Task instructions >>
Taking each line of the material below in turn, count those containing the string "onemocnění". Provide the number alone.

++++++++++

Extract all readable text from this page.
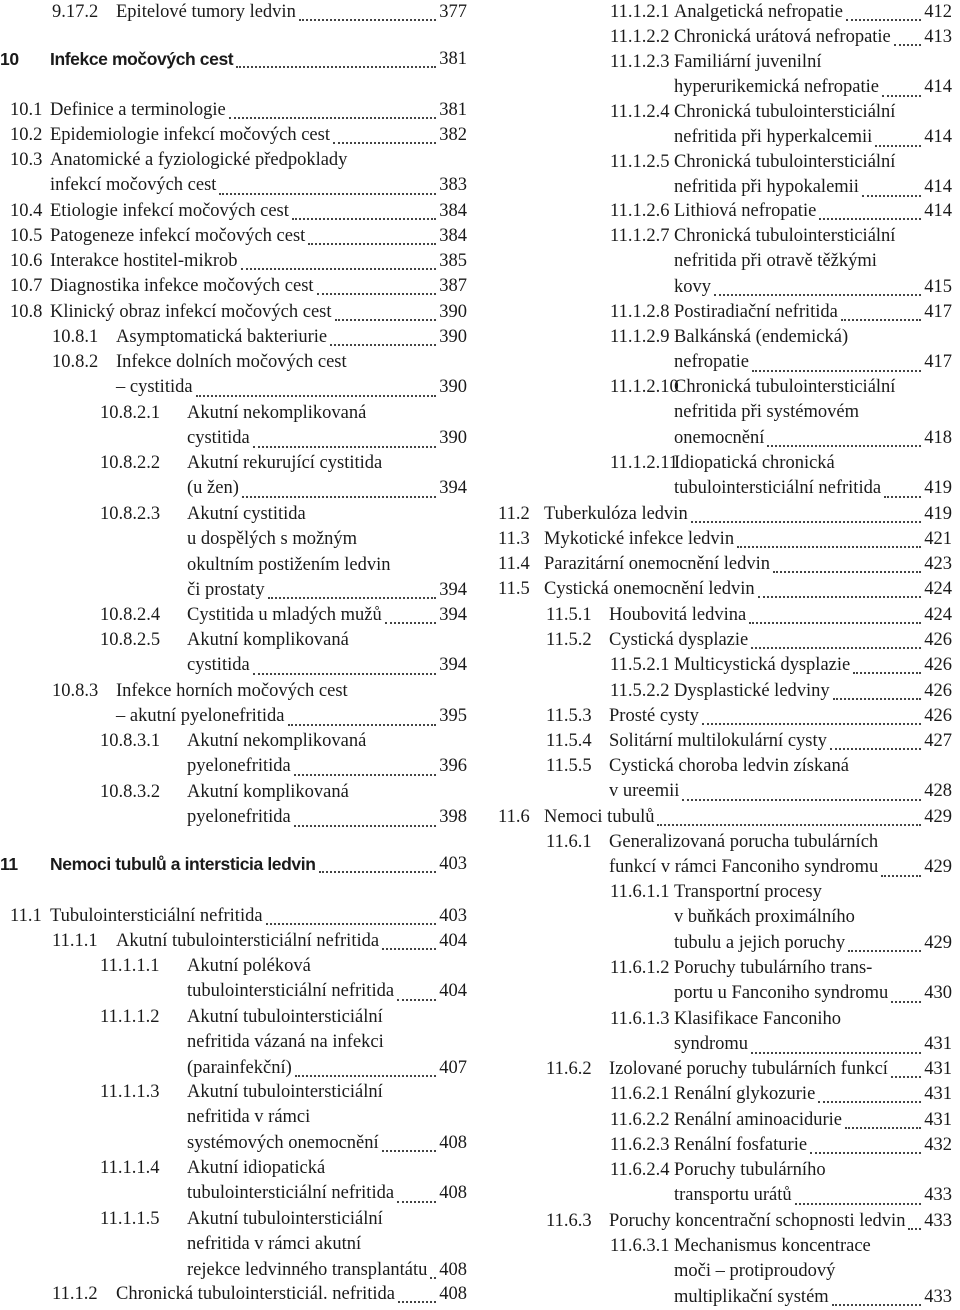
9.17.2 Epitelové tumory ledvin	377
10 Infekce močových cest	381
10.1 Definice a terminologie	381
10.2 Epidemiologie infekcí močových cest	382
10.3 Anatomické a fyziologické předpoklady
infekcí močových cest	383
10.4 Etiologie infekcí močových cest	384
10.5 Patogeneze infekcí močových cest	384
10.6 Interakce hostitel-mikrob	385
10.7 Diagnostika infekce močových cest	387
10.8 Klinický obraz infekcí močových cest	390
10.8.1 Asymptomatická bakteriurie	390
10.8.2 Infekce dolních močových cest
– cystitida	390
10.8.2.1 Akutní nekomplikovaná
cystitida	390
10.8.2.2 Akutní rekurující cystitida
(u žen)	394
10.8.2.3 Akutní cystitida
u dospělých s možným
okultním postižením ledvin
či prostaty	394
10.8.2.4 Cystitida u mladých mužů	394
10.8.2.5 Akutní komplikovaná
cystitida	394
10.8.3 Infekce horních močových cest
– akutní pyelonefritida	395
10.8.3.1 Akutní nekomplikovaná
pyelonefritida	396
10.8.3.2 Akutní komplikovaná
pyelonefritida	398
11 Nemoci tubulů a intersticia ledvin	403
11.1 Tubulointersticiální nefritida	403
11.1.1 Akutní tubulointersticiální nefritida	404
11.1.1.1 Akutní poléková
tubulointersticiální nefritida 404
11.1.1.2 Akutní tubulointersticiální
nefritida vázaná na infekci
(parainfekční)	407
11.1.1.3 Akutní tubulointersticiální
nefritida v rámci
systémových onemocnění	408
11.1.1.4 Akutní idiopatická
tubulointersticiální nefritida 408
11.1.1.5 Akutní tubulointersticiální
nefritida v rámci akutní
rejekce ledvinného transplantátu 408
11.1.2 Chronická tubulointersticiál. nefritida 408
11.1.2.1 Analgetická nefropatie	412
11.1.2.2 Chronická urátová nefropatie 413
11.1.2.3 Familiární juvenilní
hyperurikemická nefropatie 414
11.1.2.4 Chronická tubulointersticiální
nefritida při hyperkalcemii	414
11.1.2.5 Chronická tubulointersticiální
nefritida při hypokalemii	414
11.1.2.6 Lithiová nefropatie	414
11.1.2.7 Chronická tubulointersticiální
nefritida při otravě těžkými
kovy	415
11.1.2.8 Postiradiační nefritida	417
11.1.2.9 Balkánská (endemická)
nefropatie	417
11.1.2.10
Chronická tubulointersticiální
nefritida při systémovém
onemocnění	418
11.1.2.11
Idiopatická chronická
tubulointersticiální nefritida 419
11.2 Tuberkulóza ledvin	419
11.3 Mykotické infekce ledvin	421
11.4 Parazitární onemocnění ledvin	423
11.5 Cystická onemocnění ledvin	424
11.5.1 Houbovitá ledvina	424
11.5.2 Cystická dysplazie	426
11.5.2.1 Multicystická dysplazie	426
11.5.2.2 Dysplastické ledviny	426
11.5.3 Prosté cysty	426
11.5.4 Solitární multilokulární cysty	427
11.5.5 Cystická choroba ledvin získaná
v ureemii	428
11.6 Nemoci tubulů	429
11.6.1 Generalizovaná porucha tubulárních
funkcí v rámci Fanconiho syndromu 429
11.6.1.1 Transportní procesy
v buňkách proximálního
tubulu a jejich poruchy	429
11.6.1.2 Poruchy tubulárního trans-
portu u Fanconiho syndromu 430
11.6.1.3 Klasifikace Fanconiho
syndromu	431
11.6.2 Izolované poruchy tubulárních funkcí 431
11.6.2.1 Renální glykozurie	431
11.6.2.2 Renální aminoacidurie	431
11.6.2.3 Renální fosfaturie	432
11.6.2.4 Poruchy tubulárního
transportu urátů	433
11.6.3 Poruchy koncentrační schopnosti ledvin 433
11.6.3.1 Mechanismus koncentrace
moči – protiproudový
multiplikační systém	433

++++++++++

Result >>
4